• _Given instruction_: Pick out every line holding the string "about" and copy it.

• _Records to use_:
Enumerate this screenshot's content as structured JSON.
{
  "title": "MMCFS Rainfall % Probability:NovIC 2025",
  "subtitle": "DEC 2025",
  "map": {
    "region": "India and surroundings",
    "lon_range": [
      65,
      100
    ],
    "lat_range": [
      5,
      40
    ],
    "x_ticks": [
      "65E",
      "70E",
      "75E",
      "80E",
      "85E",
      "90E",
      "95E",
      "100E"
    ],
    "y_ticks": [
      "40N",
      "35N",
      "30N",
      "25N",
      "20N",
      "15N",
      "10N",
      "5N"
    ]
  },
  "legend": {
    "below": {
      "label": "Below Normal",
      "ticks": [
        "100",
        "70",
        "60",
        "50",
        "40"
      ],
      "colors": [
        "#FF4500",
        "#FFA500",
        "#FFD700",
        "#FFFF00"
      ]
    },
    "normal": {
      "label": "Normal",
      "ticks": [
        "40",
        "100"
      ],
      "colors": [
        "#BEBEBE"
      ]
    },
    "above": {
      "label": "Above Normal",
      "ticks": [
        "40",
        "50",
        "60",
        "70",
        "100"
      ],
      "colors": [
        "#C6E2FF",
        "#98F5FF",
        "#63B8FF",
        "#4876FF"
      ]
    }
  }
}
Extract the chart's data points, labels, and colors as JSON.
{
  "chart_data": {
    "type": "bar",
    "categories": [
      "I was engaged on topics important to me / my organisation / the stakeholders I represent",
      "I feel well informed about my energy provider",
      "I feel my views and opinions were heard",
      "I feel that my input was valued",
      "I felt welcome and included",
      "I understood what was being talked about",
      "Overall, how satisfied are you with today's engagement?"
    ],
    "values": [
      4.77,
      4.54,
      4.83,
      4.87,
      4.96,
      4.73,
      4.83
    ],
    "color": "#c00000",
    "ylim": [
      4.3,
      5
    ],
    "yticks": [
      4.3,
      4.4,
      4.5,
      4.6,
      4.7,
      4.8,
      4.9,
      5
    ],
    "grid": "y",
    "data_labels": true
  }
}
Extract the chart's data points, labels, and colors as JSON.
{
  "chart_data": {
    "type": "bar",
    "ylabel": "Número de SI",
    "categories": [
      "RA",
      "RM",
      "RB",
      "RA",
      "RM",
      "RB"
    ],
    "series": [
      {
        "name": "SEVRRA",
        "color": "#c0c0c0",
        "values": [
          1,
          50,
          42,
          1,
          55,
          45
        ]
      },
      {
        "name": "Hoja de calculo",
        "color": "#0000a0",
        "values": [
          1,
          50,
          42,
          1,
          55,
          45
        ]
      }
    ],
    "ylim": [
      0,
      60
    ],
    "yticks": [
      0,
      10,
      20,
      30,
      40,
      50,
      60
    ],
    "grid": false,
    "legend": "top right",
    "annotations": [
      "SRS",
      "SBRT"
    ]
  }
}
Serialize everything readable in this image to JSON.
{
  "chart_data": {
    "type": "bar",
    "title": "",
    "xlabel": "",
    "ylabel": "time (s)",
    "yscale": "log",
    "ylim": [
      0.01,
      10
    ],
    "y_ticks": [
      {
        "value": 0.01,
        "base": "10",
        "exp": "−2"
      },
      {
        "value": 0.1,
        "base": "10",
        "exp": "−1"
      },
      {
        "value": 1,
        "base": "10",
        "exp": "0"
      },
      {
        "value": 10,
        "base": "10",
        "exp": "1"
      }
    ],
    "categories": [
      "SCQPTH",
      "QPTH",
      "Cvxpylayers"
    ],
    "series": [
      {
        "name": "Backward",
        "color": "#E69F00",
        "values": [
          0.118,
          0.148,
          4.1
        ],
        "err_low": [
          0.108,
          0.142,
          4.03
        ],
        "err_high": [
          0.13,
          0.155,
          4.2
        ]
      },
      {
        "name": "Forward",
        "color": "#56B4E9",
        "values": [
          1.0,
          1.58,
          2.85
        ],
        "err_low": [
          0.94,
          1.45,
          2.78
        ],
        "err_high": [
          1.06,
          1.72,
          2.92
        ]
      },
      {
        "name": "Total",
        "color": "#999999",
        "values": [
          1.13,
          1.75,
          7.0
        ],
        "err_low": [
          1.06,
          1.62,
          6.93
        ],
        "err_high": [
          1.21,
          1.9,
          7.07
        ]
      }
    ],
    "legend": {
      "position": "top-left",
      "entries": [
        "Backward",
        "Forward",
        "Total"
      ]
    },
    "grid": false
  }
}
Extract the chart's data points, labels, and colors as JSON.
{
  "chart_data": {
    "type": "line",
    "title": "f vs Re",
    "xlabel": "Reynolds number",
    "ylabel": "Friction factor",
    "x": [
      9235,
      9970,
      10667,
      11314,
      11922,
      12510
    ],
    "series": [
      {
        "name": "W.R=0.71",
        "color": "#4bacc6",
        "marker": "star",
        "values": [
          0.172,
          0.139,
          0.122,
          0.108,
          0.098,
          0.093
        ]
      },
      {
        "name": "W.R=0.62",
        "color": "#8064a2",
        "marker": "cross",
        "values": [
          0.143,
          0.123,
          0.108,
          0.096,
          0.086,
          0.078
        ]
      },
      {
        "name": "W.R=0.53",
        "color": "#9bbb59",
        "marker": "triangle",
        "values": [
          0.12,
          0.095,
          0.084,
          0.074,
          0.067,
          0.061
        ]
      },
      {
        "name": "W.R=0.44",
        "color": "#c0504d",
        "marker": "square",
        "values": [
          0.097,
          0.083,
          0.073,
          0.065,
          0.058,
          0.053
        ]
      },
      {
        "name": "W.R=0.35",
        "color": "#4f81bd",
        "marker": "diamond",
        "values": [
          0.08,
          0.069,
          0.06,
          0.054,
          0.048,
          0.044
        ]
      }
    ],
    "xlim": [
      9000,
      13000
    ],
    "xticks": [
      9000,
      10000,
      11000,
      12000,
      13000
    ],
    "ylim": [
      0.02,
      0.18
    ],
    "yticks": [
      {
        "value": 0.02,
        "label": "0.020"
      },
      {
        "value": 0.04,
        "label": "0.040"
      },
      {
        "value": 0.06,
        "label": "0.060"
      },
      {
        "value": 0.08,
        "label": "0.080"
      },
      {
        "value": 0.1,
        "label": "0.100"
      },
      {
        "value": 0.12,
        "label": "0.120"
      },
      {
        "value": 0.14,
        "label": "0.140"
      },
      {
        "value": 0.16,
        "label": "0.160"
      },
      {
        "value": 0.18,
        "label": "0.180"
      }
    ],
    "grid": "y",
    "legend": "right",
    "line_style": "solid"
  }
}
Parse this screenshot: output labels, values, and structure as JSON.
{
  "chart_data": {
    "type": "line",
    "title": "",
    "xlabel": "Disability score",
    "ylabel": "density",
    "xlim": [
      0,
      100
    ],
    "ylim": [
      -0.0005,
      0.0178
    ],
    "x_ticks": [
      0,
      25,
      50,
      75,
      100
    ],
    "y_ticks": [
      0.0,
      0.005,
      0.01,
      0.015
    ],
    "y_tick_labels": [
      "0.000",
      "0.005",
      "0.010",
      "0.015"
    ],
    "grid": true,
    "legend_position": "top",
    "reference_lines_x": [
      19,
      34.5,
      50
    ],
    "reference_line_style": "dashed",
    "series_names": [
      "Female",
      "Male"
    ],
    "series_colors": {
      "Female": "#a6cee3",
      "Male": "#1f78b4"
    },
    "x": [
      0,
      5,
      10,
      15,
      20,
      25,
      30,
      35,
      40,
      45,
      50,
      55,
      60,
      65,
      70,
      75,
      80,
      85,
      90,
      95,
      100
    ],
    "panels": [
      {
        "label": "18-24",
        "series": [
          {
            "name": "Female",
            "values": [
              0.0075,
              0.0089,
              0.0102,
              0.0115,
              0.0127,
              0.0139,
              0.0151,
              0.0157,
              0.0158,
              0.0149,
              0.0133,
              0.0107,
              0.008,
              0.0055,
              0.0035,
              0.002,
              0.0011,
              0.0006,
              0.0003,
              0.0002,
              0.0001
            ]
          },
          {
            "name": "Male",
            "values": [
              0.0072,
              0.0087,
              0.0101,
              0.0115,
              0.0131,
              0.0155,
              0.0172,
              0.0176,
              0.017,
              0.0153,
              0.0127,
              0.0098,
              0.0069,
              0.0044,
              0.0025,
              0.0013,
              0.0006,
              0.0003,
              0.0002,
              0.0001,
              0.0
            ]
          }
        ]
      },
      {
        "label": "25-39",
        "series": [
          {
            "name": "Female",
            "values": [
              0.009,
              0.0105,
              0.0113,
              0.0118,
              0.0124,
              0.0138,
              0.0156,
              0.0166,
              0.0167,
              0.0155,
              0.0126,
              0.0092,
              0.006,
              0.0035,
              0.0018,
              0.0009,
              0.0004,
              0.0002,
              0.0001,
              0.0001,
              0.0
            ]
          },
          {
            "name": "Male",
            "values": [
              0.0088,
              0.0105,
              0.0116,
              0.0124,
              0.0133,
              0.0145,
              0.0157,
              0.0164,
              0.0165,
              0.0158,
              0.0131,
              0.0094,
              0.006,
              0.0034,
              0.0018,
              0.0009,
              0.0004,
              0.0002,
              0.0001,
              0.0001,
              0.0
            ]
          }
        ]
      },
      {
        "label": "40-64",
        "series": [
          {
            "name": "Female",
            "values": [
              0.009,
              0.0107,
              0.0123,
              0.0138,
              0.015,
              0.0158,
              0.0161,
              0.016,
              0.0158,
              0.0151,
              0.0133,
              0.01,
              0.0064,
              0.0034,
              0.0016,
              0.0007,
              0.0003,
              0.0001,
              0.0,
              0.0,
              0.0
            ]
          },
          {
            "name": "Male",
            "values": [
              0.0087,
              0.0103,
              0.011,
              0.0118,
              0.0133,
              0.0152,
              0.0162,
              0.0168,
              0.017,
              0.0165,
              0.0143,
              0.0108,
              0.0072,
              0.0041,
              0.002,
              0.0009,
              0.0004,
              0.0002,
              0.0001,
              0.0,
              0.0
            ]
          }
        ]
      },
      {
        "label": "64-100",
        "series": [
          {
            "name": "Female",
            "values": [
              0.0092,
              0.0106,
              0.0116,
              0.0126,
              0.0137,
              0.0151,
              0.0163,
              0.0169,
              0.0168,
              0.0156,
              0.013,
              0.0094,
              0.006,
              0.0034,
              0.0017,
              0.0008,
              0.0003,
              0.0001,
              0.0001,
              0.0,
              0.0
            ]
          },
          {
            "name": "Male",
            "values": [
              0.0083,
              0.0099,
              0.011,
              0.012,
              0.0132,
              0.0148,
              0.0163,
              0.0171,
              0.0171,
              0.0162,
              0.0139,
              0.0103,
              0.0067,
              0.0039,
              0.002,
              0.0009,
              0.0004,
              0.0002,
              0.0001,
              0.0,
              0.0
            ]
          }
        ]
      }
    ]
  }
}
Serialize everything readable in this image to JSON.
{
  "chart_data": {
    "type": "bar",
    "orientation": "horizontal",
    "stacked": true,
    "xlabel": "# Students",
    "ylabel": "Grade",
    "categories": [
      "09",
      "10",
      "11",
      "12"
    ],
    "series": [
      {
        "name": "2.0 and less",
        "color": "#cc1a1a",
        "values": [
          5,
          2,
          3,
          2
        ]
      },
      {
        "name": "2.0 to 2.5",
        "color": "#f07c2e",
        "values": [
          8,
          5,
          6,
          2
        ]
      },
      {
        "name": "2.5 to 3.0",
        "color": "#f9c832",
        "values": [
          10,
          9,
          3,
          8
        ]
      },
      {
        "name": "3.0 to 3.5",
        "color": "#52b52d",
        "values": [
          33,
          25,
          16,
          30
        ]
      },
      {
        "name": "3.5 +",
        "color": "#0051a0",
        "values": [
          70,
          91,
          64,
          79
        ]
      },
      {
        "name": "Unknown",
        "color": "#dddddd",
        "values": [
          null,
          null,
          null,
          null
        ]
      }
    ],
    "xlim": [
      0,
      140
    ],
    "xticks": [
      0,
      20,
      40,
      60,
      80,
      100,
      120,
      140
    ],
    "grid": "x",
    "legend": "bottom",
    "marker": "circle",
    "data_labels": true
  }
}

• _Answer to the task_:
      "I feel well informed about my energy provider",
      "I understood what was being talked about",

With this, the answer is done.